## WHAT IS ASKED
Sift the listing for lines that hold the string "زيادات" and pull them out.

-- START --

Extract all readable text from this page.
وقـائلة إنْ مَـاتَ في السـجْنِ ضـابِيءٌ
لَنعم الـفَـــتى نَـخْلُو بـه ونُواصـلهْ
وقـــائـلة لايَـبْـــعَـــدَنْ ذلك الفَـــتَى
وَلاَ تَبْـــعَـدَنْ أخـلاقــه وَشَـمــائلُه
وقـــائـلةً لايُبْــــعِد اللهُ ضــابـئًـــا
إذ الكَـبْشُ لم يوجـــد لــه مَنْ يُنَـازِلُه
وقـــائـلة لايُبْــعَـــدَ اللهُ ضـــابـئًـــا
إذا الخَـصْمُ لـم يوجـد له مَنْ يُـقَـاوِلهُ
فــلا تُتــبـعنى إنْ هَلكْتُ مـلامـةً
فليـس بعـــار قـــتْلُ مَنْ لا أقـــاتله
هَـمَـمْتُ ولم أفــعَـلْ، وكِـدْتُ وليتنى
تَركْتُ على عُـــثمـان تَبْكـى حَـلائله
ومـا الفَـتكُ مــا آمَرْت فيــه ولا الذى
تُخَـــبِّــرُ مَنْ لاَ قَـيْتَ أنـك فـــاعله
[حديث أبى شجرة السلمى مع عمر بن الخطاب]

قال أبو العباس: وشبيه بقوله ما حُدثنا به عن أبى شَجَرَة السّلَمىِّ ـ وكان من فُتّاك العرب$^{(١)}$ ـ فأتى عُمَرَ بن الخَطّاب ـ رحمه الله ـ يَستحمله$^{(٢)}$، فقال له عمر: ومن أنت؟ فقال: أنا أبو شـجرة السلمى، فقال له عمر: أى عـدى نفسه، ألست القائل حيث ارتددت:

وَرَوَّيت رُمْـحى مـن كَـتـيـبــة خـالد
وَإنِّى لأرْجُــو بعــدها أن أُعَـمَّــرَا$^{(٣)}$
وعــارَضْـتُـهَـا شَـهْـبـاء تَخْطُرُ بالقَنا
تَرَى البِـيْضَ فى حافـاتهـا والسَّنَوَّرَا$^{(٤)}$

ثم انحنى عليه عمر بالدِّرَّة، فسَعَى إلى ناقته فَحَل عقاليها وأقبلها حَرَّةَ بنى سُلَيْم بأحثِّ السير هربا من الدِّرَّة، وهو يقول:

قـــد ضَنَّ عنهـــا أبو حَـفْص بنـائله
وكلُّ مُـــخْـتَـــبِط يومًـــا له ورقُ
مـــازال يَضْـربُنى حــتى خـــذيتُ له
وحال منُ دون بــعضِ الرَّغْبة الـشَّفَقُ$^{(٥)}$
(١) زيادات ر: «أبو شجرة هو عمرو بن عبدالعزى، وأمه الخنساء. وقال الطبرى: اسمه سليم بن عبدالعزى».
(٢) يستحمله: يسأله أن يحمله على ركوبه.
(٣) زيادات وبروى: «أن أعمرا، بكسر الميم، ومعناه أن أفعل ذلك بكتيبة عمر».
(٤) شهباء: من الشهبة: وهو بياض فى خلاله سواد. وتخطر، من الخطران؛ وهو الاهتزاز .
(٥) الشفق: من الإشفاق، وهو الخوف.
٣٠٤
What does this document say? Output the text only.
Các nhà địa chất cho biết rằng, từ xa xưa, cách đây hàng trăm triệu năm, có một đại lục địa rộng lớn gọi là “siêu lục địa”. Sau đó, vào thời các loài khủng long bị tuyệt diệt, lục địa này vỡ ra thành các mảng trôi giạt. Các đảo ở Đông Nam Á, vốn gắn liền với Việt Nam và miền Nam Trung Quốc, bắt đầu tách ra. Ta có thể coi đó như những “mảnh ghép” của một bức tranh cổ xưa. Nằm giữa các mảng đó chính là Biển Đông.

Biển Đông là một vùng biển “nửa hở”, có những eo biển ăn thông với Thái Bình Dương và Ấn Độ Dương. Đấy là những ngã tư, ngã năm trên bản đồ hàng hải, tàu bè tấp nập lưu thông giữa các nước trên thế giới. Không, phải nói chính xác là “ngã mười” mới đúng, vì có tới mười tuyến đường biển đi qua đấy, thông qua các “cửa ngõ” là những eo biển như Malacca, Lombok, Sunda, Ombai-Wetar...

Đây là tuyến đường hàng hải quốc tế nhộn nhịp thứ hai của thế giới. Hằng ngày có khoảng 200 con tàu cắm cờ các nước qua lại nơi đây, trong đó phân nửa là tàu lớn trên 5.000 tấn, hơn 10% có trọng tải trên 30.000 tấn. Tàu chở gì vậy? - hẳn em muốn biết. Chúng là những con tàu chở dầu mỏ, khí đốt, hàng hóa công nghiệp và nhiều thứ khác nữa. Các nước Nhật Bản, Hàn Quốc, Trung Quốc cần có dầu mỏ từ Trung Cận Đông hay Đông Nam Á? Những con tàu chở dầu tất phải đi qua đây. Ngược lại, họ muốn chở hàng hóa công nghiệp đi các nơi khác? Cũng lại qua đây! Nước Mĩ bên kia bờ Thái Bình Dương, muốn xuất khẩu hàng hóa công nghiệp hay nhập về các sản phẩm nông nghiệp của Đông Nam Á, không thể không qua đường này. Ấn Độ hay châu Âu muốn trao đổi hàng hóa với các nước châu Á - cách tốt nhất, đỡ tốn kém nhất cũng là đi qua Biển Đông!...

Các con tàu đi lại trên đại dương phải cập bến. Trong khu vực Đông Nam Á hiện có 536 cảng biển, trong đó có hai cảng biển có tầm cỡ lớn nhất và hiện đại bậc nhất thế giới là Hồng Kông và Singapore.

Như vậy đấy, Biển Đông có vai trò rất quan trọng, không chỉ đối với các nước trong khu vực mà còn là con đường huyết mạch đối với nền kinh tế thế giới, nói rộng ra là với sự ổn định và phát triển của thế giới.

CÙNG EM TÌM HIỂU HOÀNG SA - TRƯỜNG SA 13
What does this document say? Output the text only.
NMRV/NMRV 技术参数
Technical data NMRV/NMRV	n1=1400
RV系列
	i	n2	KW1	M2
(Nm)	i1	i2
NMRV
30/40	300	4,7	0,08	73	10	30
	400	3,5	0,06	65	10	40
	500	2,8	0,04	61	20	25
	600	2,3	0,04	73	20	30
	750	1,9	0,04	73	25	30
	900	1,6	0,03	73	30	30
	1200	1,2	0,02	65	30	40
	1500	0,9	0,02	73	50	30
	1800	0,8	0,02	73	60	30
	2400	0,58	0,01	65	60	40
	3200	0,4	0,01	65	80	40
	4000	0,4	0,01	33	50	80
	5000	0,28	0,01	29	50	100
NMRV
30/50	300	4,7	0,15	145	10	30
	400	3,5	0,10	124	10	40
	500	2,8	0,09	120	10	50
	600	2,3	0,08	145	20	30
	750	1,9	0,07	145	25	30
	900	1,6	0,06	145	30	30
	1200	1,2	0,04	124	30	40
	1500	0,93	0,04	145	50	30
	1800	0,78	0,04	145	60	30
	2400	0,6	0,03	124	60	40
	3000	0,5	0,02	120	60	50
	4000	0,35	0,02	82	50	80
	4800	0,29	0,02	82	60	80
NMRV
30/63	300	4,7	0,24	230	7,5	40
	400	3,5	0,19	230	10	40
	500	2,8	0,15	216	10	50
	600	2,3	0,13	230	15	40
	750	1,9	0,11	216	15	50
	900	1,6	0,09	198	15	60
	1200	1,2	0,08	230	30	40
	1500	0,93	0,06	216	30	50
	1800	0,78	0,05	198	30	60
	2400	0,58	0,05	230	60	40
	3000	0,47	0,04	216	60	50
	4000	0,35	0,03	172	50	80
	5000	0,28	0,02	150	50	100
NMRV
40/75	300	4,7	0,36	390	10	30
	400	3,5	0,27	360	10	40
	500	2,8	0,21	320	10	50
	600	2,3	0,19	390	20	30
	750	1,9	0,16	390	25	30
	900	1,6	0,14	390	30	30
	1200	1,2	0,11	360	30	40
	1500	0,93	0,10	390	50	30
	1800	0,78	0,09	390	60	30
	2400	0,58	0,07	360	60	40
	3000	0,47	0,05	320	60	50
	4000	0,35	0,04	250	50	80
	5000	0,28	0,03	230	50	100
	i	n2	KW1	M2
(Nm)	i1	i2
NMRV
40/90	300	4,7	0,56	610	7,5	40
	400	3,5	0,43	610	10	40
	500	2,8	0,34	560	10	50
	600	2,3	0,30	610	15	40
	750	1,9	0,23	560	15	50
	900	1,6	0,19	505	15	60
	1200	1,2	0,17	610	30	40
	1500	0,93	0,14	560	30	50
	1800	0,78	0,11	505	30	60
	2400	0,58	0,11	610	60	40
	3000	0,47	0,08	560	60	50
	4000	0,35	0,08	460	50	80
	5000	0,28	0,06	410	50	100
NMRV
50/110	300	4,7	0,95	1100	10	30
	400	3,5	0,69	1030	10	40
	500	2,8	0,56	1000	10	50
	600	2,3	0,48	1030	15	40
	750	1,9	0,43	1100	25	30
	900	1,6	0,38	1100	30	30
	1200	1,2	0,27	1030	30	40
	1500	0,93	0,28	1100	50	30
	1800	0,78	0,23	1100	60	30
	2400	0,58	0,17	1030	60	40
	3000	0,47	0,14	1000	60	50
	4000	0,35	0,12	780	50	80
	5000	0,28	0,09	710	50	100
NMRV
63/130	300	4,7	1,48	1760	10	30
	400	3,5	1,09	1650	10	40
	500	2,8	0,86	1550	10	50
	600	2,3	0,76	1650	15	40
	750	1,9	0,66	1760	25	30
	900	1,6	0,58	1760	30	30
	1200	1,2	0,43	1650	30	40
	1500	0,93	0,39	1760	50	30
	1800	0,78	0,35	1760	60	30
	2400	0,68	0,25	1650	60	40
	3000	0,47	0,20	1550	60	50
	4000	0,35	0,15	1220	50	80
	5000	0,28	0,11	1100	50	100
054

-- END --

## CORRECT ANSWER
(١) زيادات ر: «أبو شجرة هو عمرو بن عبدالعزى، وأمه الخنساء. وقال الطبرى: اسمه سليم بن عبدالعزى».
(٣) زيادات وبروى: «أن أعمرا، بكسر الميم، ومعناه أن أفعل ذلك بكتيبة عمر».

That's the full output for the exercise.